» Data shown
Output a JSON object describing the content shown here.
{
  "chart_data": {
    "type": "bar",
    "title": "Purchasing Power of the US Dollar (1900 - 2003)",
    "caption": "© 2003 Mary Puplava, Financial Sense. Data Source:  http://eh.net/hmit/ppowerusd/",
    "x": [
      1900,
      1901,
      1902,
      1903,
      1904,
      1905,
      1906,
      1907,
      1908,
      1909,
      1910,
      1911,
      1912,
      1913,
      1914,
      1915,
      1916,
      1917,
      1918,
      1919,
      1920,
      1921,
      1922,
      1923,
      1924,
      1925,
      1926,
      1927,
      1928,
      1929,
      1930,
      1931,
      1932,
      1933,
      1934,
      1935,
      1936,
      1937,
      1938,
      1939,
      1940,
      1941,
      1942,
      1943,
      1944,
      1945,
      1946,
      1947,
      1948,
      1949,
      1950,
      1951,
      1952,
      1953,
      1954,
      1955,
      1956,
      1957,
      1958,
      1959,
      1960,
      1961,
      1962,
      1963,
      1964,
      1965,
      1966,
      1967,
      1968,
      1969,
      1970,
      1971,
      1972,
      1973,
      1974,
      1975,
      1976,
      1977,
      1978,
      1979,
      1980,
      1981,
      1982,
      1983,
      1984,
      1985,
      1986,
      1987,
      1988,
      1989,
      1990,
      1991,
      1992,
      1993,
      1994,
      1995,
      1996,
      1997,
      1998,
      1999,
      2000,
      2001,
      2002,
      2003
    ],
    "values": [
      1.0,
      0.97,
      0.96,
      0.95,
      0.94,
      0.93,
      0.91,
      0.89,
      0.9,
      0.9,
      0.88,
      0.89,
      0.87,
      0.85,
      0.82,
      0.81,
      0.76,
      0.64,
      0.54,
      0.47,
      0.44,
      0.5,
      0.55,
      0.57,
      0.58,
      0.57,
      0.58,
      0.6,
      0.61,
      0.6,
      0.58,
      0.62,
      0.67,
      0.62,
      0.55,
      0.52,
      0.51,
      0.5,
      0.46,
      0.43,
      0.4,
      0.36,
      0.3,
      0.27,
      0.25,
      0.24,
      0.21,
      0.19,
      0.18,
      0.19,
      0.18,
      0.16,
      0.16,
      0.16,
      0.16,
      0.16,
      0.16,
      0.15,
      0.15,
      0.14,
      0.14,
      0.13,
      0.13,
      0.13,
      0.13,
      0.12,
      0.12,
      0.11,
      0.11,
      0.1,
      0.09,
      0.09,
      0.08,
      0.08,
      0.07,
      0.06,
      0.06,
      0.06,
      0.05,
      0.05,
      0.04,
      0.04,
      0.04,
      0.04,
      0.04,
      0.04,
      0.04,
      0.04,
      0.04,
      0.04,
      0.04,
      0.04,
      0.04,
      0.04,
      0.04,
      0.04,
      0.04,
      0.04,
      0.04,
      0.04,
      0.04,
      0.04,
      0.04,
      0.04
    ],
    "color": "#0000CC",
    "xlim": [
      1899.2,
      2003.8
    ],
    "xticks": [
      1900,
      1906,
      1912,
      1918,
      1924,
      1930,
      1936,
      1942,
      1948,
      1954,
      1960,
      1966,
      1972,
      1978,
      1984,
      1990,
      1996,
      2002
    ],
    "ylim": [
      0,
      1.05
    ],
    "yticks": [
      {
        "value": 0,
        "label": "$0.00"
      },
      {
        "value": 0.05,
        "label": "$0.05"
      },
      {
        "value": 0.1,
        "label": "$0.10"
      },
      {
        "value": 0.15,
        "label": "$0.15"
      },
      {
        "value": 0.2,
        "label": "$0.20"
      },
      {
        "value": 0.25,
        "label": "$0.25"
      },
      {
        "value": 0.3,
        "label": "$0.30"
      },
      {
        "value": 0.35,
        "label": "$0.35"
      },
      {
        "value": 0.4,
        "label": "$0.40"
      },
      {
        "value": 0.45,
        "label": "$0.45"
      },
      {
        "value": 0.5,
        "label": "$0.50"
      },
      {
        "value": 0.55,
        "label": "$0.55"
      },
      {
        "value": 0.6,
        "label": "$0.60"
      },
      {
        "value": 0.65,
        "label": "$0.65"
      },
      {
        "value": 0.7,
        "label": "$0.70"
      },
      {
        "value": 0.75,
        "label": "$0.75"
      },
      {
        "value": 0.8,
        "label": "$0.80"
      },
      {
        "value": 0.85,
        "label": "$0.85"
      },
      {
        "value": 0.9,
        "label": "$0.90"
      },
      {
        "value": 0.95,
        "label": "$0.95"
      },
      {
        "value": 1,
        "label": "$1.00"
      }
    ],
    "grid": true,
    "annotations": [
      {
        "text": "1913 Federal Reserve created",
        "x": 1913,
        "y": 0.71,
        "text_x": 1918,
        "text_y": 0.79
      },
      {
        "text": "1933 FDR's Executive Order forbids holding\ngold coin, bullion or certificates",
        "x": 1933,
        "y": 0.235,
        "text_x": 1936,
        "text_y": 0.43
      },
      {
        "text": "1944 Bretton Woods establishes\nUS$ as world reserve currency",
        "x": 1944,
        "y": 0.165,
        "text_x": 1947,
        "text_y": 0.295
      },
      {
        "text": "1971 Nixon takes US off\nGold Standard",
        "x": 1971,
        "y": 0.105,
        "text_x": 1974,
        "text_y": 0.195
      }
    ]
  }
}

» What needs to be done
Write out the records shown above, exactly as they appear.

» Correct response
Output a JSON object describing the content shown here.
{
  "chart_data": {
    "type": "bar",
    "title": "Purchasing Power of the US Dollar (1900 - 2003)",
    "caption": "© 2003 Mary Puplava, Financial Sense. Data Source:  http://eh.net/hmit/ppowerusd/",
    "x": [
      1900,
      1901,
      1902,
      1903,
      1904,
      1905,
      1906,
      1907,
      1908,
      1909,
      1910,
      1911,
      1912,
      1913,
      1914,
      1915,
      1916,
      1917,
      1918,
      1919,
      1920,
      1921,
      1922,
      1923,
      1924,
      1925,
      1926,
      1927,
      1928,
      1929,
      1930,
      1931,
      1932,
      1933,
      1934,
      1935,
      1936,
      1937,
      1938,
      1939,
      1940,
      1941,
      1942,
      1943,
      1944,
      1945,
      1946,
      1947,
      1948,
      1949,
      1950,
      1951,
      1952,
      1953,
      1954,
      1955,
      1956,
      1957,
      1958,
      1959,
      1960,
      1961,
      1962,
      1963,
      1964,
      1965,
      1966,
      1967,
      1968,
      1969,
      1970,
      1971,
      1972,
      1973,
      1974,
      1975,
      1976,
      1977,
      1978,
      1979,
      1980,
      1981,
      1982,
      1983,
      1984,
      1985,
      1986,
      1987,
      1988,
      1989,
      1990,
      1991,
      1992,
      1993,
      1994,
      1995,
      1996,
      1997,
      1998,
      1999,
      2000,
      2001,
      2002,
      2003
    ],
    "values": [
      1.0,
      0.97,
      0.96,
      0.95,
      0.94,
      0.93,
      0.91,
      0.89,
      0.9,
      0.9,
      0.88,
      0.89,
      0.87,
      0.85,
      0.82,
      0.81,
      0.76,
      0.64,
      0.54,
      0.47,
      0.44,
      0.5,
      0.55,
      0.57,
      0.58,
      0.57,
      0.58,
      0.6,
      0.61,
      0.6,
      0.58,
      0.62,
      0.67,
      0.62,
      0.55,
      0.52,
      0.51,
      0.5,
      0.46,
      0.43,
      0.4,
      0.36,
      0.3,
      0.27,
      0.25,
      0.24,
      0.21,
      0.19,
      0.18,
      0.19,
      0.18,
      0.16,
      0.16,
      0.16,
      0.16,
      0.16,
      0.16,
      0.15,
      0.15,
      0.14,
      0.14,
      0.13,
      0.13,
      0.13,
      0.13,
      0.12,
      0.12,
      0.11,
      0.11,
      0.1,
      0.09,
      0.09,
      0.08,
      0.08,
      0.07,
      0.06,
      0.06,
      0.06,
      0.05,
      0.05,
      0.04,
      0.04,
      0.04,
      0.04,
      0.04,
      0.04,
      0.04,
      0.04,
      0.04,
      0.04,
      0.04,
      0.04,
      0.04,
      0.04,
      0.04,
      0.04,
      0.04,
      0.04,
      0.04,
      0.04,
      0.04,
      0.04,
      0.04,
      0.04
    ],
    "color": "#0000CC",
    "xlim": [
      1899.2,
      2003.8
    ],
    "xticks": [
      1900,
      1906,
      1912,
      1918,
      1924,
      1930,
      1936,
      1942,
      1948,
      1954,
      1960,
      1966,
      1972,
      1978,
      1984,
      1990,
      1996,
      2002
    ],
    "ylim": [
      0,
      1.05
    ],
    "yticks": [
      {
        "value": 0,
        "label": "$0.00"
      },
      {
        "value": 0.05,
        "label": "$0.05"
      },
      {
        "value": 0.1,
        "label": "$0.10"
      },
      {
        "value": 0.15,
        "label": "$0.15"
      },
      {
        "value": 0.2,
        "label": "$0.20"
      },
      {
        "value": 0.25,
        "label": "$0.25"
      },
      {
        "value": 0.3,
        "label": "$0.30"
      },
      {
        "value": 0.35,
        "label": "$0.35"
      },
      {
        "value": 0.4,
        "label": "$0.40"
      },
      {
        "value": 0.45,
        "label": "$0.45"
      },
      {
        "value": 0.5,
        "label": "$0.50"
      },
      {
        "value": 0.55,
        "label": "$0.55"
      },
      {
        "value": 0.6,
        "label": "$0.60"
      },
      {
        "value": 0.65,
        "label": "$0.65"
      },
      {
        "value": 0.7,
        "label": "$0.70"
      },
      {
        "value": 0.75,
        "label": "$0.75"
      },
      {
        "value": 0.8,
        "label": "$0.80"
      },
      {
        "value": 0.85,
        "label": "$0.85"
      },
      {
        "value": 0.9,
        "label": "$0.90"
      },
      {
        "value": 0.95,
        "label": "$0.95"
      },
      {
        "value": 1,
        "label": "$1.00"
      }
    ],
    "grid": true,
    "annotations": [
      {
        "text": "1913 Federal Reserve created",
        "x": 1913,
        "y": 0.71,
        "text_x": 1918,
        "text_y": 0.79
      },
      {
        "text": "1933 FDR's Executive Order forbids holding\ngold coin, bullion or certificates",
        "x": 1933,
        "y": 0.235,
        "text_x": 1936,
        "text_y": 0.43
      },
      {
        "text": "1944 Bretton Woods establishes\nUS$ as world reserve currency",
        "x": 1944,
        "y": 0.165,
        "text_x": 1947,
        "text_y": 0.295
      },
      {
        "text": "1971 Nixon takes US off\nGold Standard",
        "x": 1971,
        "y": 0.105,
        "text_x": 1974,
        "text_y": 0.195
      }
    ]
  }
}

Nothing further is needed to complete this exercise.